WHAT YOU SHOULD DO:
Pull out every line in the data that has the string "this" in it.

RECORDED INFORMATION:
● ● ● ● ● ● ●

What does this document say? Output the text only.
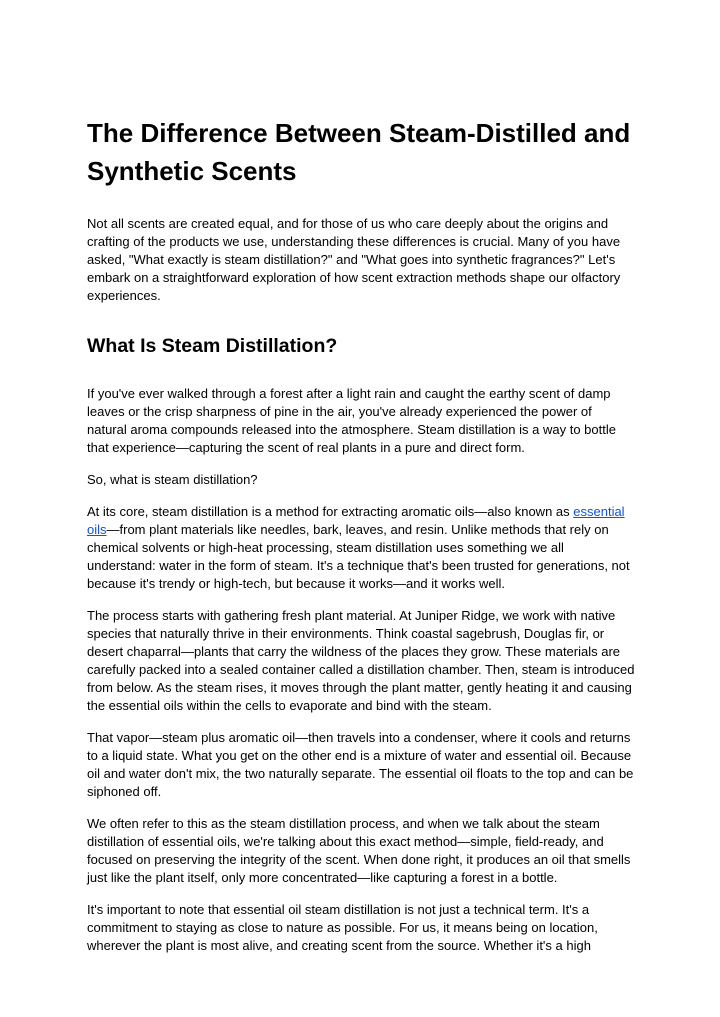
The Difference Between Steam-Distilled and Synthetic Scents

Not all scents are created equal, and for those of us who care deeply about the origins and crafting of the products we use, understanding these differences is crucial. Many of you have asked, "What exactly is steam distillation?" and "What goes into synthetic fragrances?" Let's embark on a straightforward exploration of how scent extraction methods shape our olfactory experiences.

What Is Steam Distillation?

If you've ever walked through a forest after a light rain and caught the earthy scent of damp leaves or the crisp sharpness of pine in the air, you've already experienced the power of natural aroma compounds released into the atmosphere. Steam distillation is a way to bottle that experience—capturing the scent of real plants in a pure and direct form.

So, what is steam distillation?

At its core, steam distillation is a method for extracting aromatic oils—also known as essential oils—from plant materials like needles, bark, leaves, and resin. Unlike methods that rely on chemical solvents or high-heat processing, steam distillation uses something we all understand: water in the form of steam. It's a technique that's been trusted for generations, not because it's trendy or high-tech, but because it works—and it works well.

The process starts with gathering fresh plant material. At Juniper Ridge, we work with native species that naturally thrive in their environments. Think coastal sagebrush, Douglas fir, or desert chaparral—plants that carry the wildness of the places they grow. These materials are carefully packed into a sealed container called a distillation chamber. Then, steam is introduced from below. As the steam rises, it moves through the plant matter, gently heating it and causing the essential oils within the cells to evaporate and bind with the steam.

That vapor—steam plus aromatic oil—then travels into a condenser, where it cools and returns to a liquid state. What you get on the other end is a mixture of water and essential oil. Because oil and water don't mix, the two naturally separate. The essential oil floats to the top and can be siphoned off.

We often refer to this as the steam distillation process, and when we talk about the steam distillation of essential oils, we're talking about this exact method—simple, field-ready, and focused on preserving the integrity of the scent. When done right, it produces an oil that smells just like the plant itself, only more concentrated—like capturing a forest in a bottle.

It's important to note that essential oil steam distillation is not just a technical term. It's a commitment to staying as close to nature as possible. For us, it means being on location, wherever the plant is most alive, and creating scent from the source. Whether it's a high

● ● ● ● ● ● ●

TASK RESULT:
What does this document say? Output the text only.
We often refer to this as the steam distillation process, and when we talk about the steam distillation of essential oils, we're talking about this exact method—simple, field-ready, and focused on preserving the integrity of the scent. When done right, it produces an oil that smells just like the plant itself, only more concentrated—like capturing a forest in a bottle.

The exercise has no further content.